[Data entries]
+ + +

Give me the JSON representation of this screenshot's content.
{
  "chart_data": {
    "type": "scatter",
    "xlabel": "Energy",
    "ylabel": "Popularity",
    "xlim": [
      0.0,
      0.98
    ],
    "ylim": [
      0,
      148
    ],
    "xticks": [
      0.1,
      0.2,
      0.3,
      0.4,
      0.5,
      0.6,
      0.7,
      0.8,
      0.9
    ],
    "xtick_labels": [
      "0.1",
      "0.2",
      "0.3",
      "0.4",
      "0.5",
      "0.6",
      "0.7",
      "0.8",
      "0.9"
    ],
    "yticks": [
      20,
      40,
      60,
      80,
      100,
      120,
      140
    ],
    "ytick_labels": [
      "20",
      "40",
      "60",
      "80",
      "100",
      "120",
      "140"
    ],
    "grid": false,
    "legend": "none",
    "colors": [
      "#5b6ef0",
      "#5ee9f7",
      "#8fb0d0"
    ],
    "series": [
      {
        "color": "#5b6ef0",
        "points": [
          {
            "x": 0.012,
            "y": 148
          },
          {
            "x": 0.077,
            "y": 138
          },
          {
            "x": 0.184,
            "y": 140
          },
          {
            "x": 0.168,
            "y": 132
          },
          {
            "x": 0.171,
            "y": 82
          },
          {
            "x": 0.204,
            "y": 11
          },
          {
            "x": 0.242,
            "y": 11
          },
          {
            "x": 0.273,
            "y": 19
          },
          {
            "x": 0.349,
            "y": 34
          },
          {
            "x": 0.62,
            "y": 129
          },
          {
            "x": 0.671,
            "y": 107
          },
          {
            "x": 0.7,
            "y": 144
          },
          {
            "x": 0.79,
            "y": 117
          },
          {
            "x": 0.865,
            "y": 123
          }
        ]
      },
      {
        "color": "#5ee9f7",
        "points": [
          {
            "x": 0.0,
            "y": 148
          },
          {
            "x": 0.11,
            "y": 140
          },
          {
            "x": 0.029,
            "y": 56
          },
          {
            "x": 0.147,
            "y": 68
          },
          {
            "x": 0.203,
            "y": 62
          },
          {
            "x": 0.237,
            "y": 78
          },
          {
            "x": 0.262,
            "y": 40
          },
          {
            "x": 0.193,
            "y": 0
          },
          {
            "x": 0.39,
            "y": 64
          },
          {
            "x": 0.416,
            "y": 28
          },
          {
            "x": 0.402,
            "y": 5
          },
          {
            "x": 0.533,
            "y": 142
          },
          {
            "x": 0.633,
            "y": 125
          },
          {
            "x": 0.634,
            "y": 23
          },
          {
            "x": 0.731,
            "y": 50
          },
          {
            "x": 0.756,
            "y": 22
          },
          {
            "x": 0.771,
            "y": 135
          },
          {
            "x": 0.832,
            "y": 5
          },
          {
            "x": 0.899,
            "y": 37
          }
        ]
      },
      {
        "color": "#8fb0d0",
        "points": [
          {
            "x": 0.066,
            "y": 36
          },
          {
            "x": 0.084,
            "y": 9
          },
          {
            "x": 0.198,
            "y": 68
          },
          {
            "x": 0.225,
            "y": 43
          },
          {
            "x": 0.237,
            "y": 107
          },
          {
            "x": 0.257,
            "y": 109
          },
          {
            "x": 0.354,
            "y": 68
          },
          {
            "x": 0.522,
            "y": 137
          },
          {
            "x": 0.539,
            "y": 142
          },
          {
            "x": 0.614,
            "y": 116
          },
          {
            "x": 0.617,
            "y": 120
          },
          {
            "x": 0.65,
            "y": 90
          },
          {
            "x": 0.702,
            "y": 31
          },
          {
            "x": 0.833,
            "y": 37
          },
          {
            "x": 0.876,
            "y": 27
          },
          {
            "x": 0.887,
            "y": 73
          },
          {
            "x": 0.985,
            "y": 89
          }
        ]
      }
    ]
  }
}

+ + +

◆ Description of the task ◆
Write out the entire listing exactly.

◆ Answer ◆
Give me the JSON representation of this screenshot's content.
{
  "chart_data": {
    "type": "scatter",
    "xlabel": "Energy",
    "ylabel": "Popularity",
    "xlim": [
      0.0,
      0.98
    ],
    "ylim": [
      0,
      148
    ],
    "xticks": [
      0.1,
      0.2,
      0.3,
      0.4,
      0.5,
      0.6,
      0.7,
      0.8,
      0.9
    ],
    "xtick_labels": [
      "0.1",
      "0.2",
      "0.3",
      "0.4",
      "0.5",
      "0.6",
      "0.7",
      "0.8",
      "0.9"
    ],
    "yticks": [
      20,
      40,
      60,
      80,
      100,
      120,
      140
    ],
    "ytick_labels": [
      "20",
      "40",
      "60",
      "80",
      "100",
      "120",
      "140"
    ],
    "grid": false,
    "legend": "none",
    "colors": [
      "#5b6ef0",
      "#5ee9f7",
      "#8fb0d0"
    ],
    "series": [
      {
        "color": "#5b6ef0",
        "points": [
          {
            "x": 0.012,
            "y": 148
          },
          {
            "x": 0.077,
            "y": 138
          },
          {
            "x": 0.184,
            "y": 140
          },
          {
            "x": 0.168,
            "y": 132
          },
          {
            "x": 0.171,
            "y": 82
          },
          {
            "x": 0.204,
            "y": 11
          },
          {
            "x": 0.242,
            "y": 11
          },
          {
            "x": 0.273,
            "y": 19
          },
          {
            "x": 0.349,
            "y": 34
          },
          {
            "x": 0.62,
            "y": 129
          },
          {
            "x": 0.671,
            "y": 107
          },
          {
            "x": 0.7,
            "y": 144
          },
          {
            "x": 0.79,
            "y": 117
          },
          {
            "x": 0.865,
            "y": 123
          }
        ]
      },
      {
        "color": "#5ee9f7",
        "points": [
          {
            "x": 0.0,
            "y": 148
          },
          {
            "x": 0.11,
            "y": 140
          },
          {
            "x": 0.029,
            "y": 56
          },
          {
            "x": 0.147,
            "y": 68
          },
          {
            "x": 0.203,
            "y": 62
          },
          {
            "x": 0.237,
            "y": 78
          },
          {
            "x": 0.262,
            "y": 40
          },
          {
            "x": 0.193,
            "y": 0
          },
          {
            "x": 0.39,
            "y": 64
          },
          {
            "x": 0.416,
            "y": 28
          },
          {
            "x": 0.402,
            "y": 5
          },
          {
            "x": 0.533,
            "y": 142
          },
          {
            "x": 0.633,
            "y": 125
          },
          {
            "x": 0.634,
            "y": 23
          },
          {
            "x": 0.731,
            "y": 50
          },
          {
            "x": 0.756,
            "y": 22
          },
          {
            "x": 0.771,
            "y": 135
          },
          {
            "x": 0.832,
            "y": 5
          },
          {
            "x": 0.899,
            "y": 37
          }
        ]
      },
      {
        "color": "#8fb0d0",
        "points": [
          {
            "x": 0.066,
            "y": 36
          },
          {
            "x": 0.084,
            "y": 9
          },
          {
            "x": 0.198,
            "y": 68
          },
          {
            "x": 0.225,
            "y": 43
          },
          {
            "x": 0.237,
            "y": 107
          },
          {
            "x": 0.257,
            "y": 109
          },
          {
            "x": 0.354,
            "y": 68
          },
          {
            "x": 0.522,
            "y": 137
          },
          {
            "x": 0.539,
            "y": 142
          },
          {
            "x": 0.614,
            "y": 116
          },
          {
            "x": 0.617,
            "y": 120
          },
          {
            "x": 0.65,
            "y": 90
          },
          {
            "x": 0.702,
            "y": 31
          },
          {
            "x": 0.833,
            "y": 37
          },
          {
            "x": 0.876,
            "y": 27
          },
          {
            "x": 0.887,
            "y": 73
          },
          {
            "x": 0.985,
            "y": 89
          }
        ]
      }
    ]
  }
}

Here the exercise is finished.